Each line should be copied exactly.

#####

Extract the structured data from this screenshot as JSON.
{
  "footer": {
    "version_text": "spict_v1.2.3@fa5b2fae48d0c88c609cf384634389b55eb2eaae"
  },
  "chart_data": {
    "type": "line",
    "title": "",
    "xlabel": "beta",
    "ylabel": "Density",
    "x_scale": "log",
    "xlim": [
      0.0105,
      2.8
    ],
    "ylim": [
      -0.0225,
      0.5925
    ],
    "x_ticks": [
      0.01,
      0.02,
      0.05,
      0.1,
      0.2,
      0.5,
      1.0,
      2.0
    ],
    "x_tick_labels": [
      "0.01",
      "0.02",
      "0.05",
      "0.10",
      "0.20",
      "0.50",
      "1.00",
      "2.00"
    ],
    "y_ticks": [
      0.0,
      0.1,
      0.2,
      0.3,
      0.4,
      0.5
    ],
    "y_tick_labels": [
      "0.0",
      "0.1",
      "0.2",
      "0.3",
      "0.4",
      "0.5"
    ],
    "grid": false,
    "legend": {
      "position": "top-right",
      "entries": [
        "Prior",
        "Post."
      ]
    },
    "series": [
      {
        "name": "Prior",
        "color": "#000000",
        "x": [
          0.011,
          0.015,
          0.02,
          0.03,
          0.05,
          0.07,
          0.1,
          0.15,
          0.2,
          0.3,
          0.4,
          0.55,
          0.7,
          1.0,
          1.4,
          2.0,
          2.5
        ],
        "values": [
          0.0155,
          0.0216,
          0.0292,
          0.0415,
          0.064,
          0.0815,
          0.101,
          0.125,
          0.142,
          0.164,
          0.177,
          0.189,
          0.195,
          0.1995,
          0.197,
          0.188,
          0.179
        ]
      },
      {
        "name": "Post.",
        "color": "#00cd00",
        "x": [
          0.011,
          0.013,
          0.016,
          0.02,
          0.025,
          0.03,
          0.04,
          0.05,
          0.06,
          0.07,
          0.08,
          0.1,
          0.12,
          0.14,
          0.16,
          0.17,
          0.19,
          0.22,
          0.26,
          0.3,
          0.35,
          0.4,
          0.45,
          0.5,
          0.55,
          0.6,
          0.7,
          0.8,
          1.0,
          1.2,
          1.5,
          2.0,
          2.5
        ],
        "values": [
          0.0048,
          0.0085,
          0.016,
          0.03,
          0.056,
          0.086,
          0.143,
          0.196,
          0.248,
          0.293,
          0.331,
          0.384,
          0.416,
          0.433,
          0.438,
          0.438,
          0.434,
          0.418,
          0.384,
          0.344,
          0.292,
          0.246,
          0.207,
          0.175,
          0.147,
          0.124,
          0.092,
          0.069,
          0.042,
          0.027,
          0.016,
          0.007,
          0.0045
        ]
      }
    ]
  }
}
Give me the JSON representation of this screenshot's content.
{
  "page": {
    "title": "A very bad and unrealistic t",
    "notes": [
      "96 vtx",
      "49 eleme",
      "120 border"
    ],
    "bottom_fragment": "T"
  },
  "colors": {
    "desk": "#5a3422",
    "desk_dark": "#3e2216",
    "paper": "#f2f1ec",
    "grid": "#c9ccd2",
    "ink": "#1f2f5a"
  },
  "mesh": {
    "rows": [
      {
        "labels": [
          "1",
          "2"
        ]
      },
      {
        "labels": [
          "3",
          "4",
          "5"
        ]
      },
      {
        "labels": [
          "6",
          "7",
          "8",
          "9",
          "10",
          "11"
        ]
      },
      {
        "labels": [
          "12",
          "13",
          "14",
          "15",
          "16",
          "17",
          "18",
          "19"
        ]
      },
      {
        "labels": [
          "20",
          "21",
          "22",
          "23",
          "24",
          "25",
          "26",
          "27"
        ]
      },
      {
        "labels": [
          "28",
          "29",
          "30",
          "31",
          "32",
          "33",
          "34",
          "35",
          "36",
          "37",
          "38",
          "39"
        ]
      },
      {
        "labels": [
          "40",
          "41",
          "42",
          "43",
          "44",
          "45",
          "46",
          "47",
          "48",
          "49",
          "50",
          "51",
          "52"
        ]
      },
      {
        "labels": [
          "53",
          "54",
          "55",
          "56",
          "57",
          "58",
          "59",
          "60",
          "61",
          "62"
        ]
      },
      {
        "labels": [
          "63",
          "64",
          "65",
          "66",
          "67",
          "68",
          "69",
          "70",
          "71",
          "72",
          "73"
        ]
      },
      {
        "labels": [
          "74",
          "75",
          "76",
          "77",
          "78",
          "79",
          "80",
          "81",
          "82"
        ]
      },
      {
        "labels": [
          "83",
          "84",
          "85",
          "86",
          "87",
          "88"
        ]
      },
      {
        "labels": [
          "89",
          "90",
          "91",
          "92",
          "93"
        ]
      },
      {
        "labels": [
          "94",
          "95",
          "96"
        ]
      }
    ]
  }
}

#####

TASK ANSWER:
Extract the structured data from this screenshot as JSON.
{
  "footer": {
    "version_text": "spict_v1.2.3@fa5b2fae48d0c88c609cf384634389b55eb2eaae"
  },
  "chart_data": {
    "type": "line",
    "title": "",
    "xlabel": "beta",
    "ylabel": "Density",
    "x_scale": "log",
    "xlim": [
      0.0105,
      2.8
    ],
    "ylim": [
      -0.0225,
      0.5925
    ],
    "x_ticks": [
      0.01,
      0.02,
      0.05,
      0.1,
      0.2,
      0.5,
      1.0,
      2.0
    ],
    "x_tick_labels": [
      "0.01",
      "0.02",
      "0.05",
      "0.10",
      "0.20",
      "0.50",
      "1.00",
      "2.00"
    ],
    "y_ticks": [
      0.0,
      0.1,
      0.2,
      0.3,
      0.4,
      0.5
    ],
    "y_tick_labels": [
      "0.0",
      "0.1",
      "0.2",
      "0.3",
      "0.4",
      "0.5"
    ],
    "grid": false,
    "legend": {
      "position": "top-right",
      "entries": [
        "Prior",
        "Post."
      ]
    },
    "series": [
      {
        "name": "Prior",
        "color": "#000000",
        "x": [
          0.011,
          0.015,
          0.02,
          0.03,
          0.05,
          0.07,
          0.1,
          0.15,
          0.2,
          0.3,
          0.4,
          0.55,
          0.7,
          1.0,
          1.4,
          2.0,
          2.5
        ],
        "values": [
          0.0155,
          0.0216,
          0.0292,
          0.0415,
          0.064,
          0.0815,
          0.101,
          0.125,
          0.142,
          0.164,
          0.177,
          0.189,
          0.195,
          0.1995,
          0.197,
          0.188,
          0.179
        ]
      },
      {
        "name": "Post.",
        "color": "#00cd00",
        "x": [
          0.011,
          0.013,
          0.016,
          0.02,
          0.025,
          0.03,
          0.04,
          0.05,
          0.06,
          0.07,
          0.08,
          0.1,
          0.12,
          0.14,
          0.16,
          0.17,
          0.19,
          0.22,
          0.26,
          0.3,
          0.35,
          0.4,
          0.45,
          0.5,
          0.55,
          0.6,
          0.7,
          0.8,
          1.0,
          1.2,
          1.5,
          2.0,
          2.5
        ],
        "values": [
          0.0048,
          0.0085,
          0.016,
          0.03,
          0.056,
          0.086,
          0.143,
          0.196,
          0.248,
          0.293,
          0.331,
          0.384,
          0.416,
          0.433,
          0.438,
          0.438,
          0.434,
          0.418,
          0.384,
          0.344,
          0.292,
          0.246,
          0.207,
          0.175,
          0.147,
          0.124,
          0.092,
          0.069,
          0.042,
          0.027,
          0.016,
          0.007,
          0.0045
        ]
      }
    ]
  }
}
Give me the JSON representation of this screenshot's content.
{
  "page": {
    "title": "A very bad and unrealistic t",
    "notes": [
      "96 vtx",
      "49 eleme",
      "120 border"
    ],
    "bottom_fragment": "T"
  },
  "colors": {
    "desk": "#5a3422",
    "desk_dark": "#3e2216",
    "paper": "#f2f1ec",
    "grid": "#c9ccd2",
    "ink": "#1f2f5a"
  },
  "mesh": {
    "rows": [
      {
        "labels": [
          "1",
          "2"
        ]
      },
      {
        "labels": [
          "3",
          "4",
          "5"
        ]
      },
      {
        "labels": [
          "6",
          "7",
          "8",
          "9",
          "10",
          "11"
        ]
      },
      {
        "labels": [
          "12",
          "13",
          "14",
          "15",
          "16",
          "17",
          "18",
          "19"
        ]
      },
      {
        "labels": [
          "20",
          "21",
          "22",
          "23",
          "24",
          "25",
          "26",
          "27"
        ]
      },
      {
        "labels": [
          "28",
          "29",
          "30",
          "31",
          "32",
          "33",
          "34",
          "35",
          "36",
          "37",
          "38",
          "39"
        ]
      },
      {
        "labels": [
          "40",
          "41",
          "42",
          "43",
          "44",
          "45",
          "46",
          "47",
          "48",
          "49",
          "50",
          "51",
          "52"
        ]
      },
      {
        "labels": [
          "53",
          "54",
          "55",
          "56",
          "57",
          "58",
          "59",
          "60",
          "61",
          "62"
        ]
      },
      {
        "labels": [
          "63",
          "64",
          "65",
          "66",
          "67",
          "68",
          "69",
          "70",
          "71",
          "72",
          "73"
        ]
      },
      {
        "labels": [
          "74",
          "75",
          "76",
          "77",
          "78",
          "79",
          "80",
          "81",
          "82"
        ]
      },
      {
        "labels": [
          "83",
          "84",
          "85",
          "86",
          "87",
          "88"
        ]
      },
      {
        "labels": [
          "89",
          "90",
          "91",
          "92",
          "93"
        ]
      },
      {
        "labels": [
          "94",
          "95",
          "96"
        ]
      }
    ]
  }
}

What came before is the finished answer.